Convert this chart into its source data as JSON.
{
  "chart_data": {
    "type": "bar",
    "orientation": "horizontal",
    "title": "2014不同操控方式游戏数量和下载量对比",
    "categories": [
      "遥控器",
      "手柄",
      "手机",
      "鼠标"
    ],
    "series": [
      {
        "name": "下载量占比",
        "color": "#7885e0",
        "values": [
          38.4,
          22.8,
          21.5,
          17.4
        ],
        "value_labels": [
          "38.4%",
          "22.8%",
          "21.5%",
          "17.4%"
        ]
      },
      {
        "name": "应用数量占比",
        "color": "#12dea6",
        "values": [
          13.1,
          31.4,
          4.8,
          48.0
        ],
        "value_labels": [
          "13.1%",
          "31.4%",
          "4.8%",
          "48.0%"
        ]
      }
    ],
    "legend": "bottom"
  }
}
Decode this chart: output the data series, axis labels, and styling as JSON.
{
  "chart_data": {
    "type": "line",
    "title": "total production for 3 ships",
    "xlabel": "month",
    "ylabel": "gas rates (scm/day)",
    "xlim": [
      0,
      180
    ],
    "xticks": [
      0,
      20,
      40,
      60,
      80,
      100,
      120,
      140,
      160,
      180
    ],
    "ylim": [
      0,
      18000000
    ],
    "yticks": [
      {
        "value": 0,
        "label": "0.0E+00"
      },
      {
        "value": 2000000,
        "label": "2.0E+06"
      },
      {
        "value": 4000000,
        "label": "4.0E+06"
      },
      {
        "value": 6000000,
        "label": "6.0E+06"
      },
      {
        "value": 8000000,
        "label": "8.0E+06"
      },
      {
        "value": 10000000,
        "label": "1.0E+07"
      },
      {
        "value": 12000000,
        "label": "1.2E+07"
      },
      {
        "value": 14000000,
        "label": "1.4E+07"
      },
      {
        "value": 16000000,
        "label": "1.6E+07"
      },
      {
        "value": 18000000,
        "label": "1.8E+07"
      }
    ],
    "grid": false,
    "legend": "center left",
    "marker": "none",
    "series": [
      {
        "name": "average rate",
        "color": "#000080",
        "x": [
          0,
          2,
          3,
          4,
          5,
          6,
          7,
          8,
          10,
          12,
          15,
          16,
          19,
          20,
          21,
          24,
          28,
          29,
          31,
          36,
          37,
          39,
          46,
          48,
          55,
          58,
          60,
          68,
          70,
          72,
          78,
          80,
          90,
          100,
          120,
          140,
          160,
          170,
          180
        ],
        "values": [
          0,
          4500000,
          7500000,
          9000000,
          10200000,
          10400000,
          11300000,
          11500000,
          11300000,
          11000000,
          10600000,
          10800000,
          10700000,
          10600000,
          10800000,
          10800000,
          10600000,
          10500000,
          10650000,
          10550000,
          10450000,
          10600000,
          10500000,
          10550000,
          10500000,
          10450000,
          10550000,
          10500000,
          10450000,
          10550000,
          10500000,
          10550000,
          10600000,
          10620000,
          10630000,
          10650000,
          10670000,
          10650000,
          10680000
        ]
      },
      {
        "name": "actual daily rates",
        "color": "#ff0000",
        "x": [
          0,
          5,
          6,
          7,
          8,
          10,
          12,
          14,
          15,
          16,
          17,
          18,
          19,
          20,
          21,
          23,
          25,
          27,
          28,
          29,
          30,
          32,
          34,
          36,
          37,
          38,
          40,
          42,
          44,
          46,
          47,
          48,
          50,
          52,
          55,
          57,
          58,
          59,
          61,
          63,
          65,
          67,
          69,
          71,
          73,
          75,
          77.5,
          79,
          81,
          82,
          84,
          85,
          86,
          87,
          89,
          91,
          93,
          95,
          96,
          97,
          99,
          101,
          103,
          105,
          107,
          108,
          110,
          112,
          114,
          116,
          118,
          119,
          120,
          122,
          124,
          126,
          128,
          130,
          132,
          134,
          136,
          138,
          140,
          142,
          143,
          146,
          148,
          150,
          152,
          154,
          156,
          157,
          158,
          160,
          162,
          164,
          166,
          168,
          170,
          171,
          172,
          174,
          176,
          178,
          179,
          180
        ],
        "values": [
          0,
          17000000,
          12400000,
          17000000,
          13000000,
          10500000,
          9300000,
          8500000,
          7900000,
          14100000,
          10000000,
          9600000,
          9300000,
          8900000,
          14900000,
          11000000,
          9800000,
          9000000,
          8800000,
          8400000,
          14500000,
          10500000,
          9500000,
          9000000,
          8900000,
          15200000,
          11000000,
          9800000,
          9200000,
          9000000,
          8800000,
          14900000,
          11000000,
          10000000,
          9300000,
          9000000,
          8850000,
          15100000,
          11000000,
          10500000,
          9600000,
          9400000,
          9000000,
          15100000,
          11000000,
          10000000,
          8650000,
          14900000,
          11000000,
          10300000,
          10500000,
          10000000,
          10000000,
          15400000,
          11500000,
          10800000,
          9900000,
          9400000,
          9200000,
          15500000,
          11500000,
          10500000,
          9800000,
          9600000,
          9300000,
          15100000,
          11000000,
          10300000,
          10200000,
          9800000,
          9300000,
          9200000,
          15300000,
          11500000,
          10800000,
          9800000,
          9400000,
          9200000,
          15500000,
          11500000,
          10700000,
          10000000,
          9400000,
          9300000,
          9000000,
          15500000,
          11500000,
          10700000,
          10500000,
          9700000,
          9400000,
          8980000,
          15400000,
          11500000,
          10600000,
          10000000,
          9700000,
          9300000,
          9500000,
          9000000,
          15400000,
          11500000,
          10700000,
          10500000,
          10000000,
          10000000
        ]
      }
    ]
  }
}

========

Transcribe all the entries, keeping each one exactly as it is.

# [Reply]
Convert this chart into its source data as JSON.
{
  "chart_data": {
    "type": "bar",
    "orientation": "horizontal",
    "title": "2014不同操控方式游戏数量和下载量对比",
    "categories": [
      "遥控器",
      "手柄",
      "手机",
      "鼠标"
    ],
    "series": [
      {
        "name": "下载量占比",
        "color": "#7885e0",
        "values": [
          38.4,
          22.8,
          21.5,
          17.4
        ],
        "value_labels": [
          "38.4%",
          "22.8%",
          "21.5%",
          "17.4%"
        ]
      },
      {
        "name": "应用数量占比",
        "color": "#12dea6",
        "values": [
          13.1,
          31.4,
          4.8,
          48.0
        ],
        "value_labels": [
          "13.1%",
          "31.4%",
          "4.8%",
          "48.0%"
        ]
      }
    ],
    "legend": "bottom"
  }
}
Decode this chart: output the data series, axis labels, and styling as JSON.
{
  "chart_data": {
    "type": "line",
    "title": "total production for 3 ships",
    "xlabel": "month",
    "ylabel": "gas rates (scm/day)",
    "xlim": [
      0,
      180
    ],
    "xticks": [
      0,
      20,
      40,
      60,
      80,
      100,
      120,
      140,
      160,
      180
    ],
    "ylim": [
      0,
      18000000
    ],
    "yticks": [
      {
        "value": 0,
        "label": "0.0E+00"
      },
      {
        "value": 2000000,
        "label": "2.0E+06"
      },
      {
        "value": 4000000,
        "label": "4.0E+06"
      },
      {
        "value": 6000000,
        "label": "6.0E+06"
      },
      {
        "value": 8000000,
        "label": "8.0E+06"
      },
      {
        "value": 10000000,
        "label": "1.0E+07"
      },
      {
        "value": 12000000,
        "label": "1.2E+07"
      },
      {
        "value": 14000000,
        "label": "1.4E+07"
      },
      {
        "value": 16000000,
        "label": "1.6E+07"
      },
      {
        "value": 18000000,
        "label": "1.8E+07"
      }
    ],
    "grid": false,
    "legend": "center left",
    "marker": "none",
    "series": [
      {
        "name": "average rate",
        "color": "#000080",
        "x": [
          0,
          2,
          3,
          4,
          5,
          6,
          7,
          8,
          10,
          12,
          15,
          16,
          19,
          20,
          21,
          24,
          28,
          29,
          31,
          36,
          37,
          39,
          46,
          48,
          55,
          58,
          60,
          68,
          70,
          72,
          78,
          80,
          90,
          100,
          120,
          140,
          160,
          170,
          180
        ],
        "values": [
          0,
          4500000,
          7500000,
          9000000,
          10200000,
          10400000,
          11300000,
          11500000,
          11300000,
          11000000,
          10600000,
          10800000,
          10700000,
          10600000,
          10800000,
          10800000,
          10600000,
          10500000,
          10650000,
          10550000,
          10450000,
          10600000,
          10500000,
          10550000,
          10500000,
          10450000,
          10550000,
          10500000,
          10450000,
          10550000,
          10500000,
          10550000,
          10600000,
          10620000,
          10630000,
          10650000,
          10670000,
          10650000,
          10680000
        ]
      },
      {
        "name": "actual daily rates",
        "color": "#ff0000",
        "x": [
          0,
          5,
          6,
          7,
          8,
          10,
          12,
          14,
          15,
          16,
          17,
          18,
          19,
          20,
          21,
          23,
          25,
          27,
          28,
          29,
          30,
          32,
          34,
          36,
          37,
          38,
          40,
          42,
          44,
          46,
          47,
          48,
          50,
          52,
          55,
          57,
          58,
          59,
          61,
          63,
          65,
          67,
          69,
          71,
          73,
          75,
          77.5,
          79,
          81,
          82,
          84,
          85,
          86,
          87,
          89,
          91,
          93,
          95,
          96,
          97,
          99,
          101,
          103,
          105,
          107,
          108,
          110,
          112,
          114,
          116,
          118,
          119,
          120,
          122,
          124,
          126,
          128,
          130,
          132,
          134,
          136,
          138,
          140,
          142,
          143,
          146,
          148,
          150,
          152,
          154,
          156,
          157,
          158,
          160,
          162,
          164,
          166,
          168,
          170,
          171,
          172,
          174,
          176,
          178,
          179,
          180
        ],
        "values": [
          0,
          17000000,
          12400000,
          17000000,
          13000000,
          10500000,
          9300000,
          8500000,
          7900000,
          14100000,
          10000000,
          9600000,
          9300000,
          8900000,
          14900000,
          11000000,
          9800000,
          9000000,
          8800000,
          8400000,
          14500000,
          10500000,
          9500000,
          9000000,
          8900000,
          15200000,
          11000000,
          9800000,
          9200000,
          9000000,
          8800000,
          14900000,
          11000000,
          10000000,
          9300000,
          9000000,
          8850000,
          15100000,
          11000000,
          10500000,
          9600000,
          9400000,
          9000000,
          15100000,
          11000000,
          10000000,
          8650000,
          14900000,
          11000000,
          10300000,
          10500000,
          10000000,
          10000000,
          15400000,
          11500000,
          10800000,
          9900000,
          9400000,
          9200000,
          15500000,
          11500000,
          10500000,
          9800000,
          9600000,
          9300000,
          15100000,
          11000000,
          10300000,
          10200000,
          9800000,
          9300000,
          9200000,
          15300000,
          11500000,
          10800000,
          9800000,
          9400000,
          9200000,
          15500000,
          11500000,
          10700000,
          10000000,
          9400000,
          9300000,
          9000000,
          15500000,
          11500000,
          10700000,
          10500000,
          9700000,
          9400000,
          8980000,
          15400000,
          11500000,
          10600000,
          10000000,
          9700000,
          9300000,
          9500000,
          9000000,
          15400000,
          11500000,
          10700000,
          10500000,
          10000000,
          10000000
        ]
      }
    ]
  }
}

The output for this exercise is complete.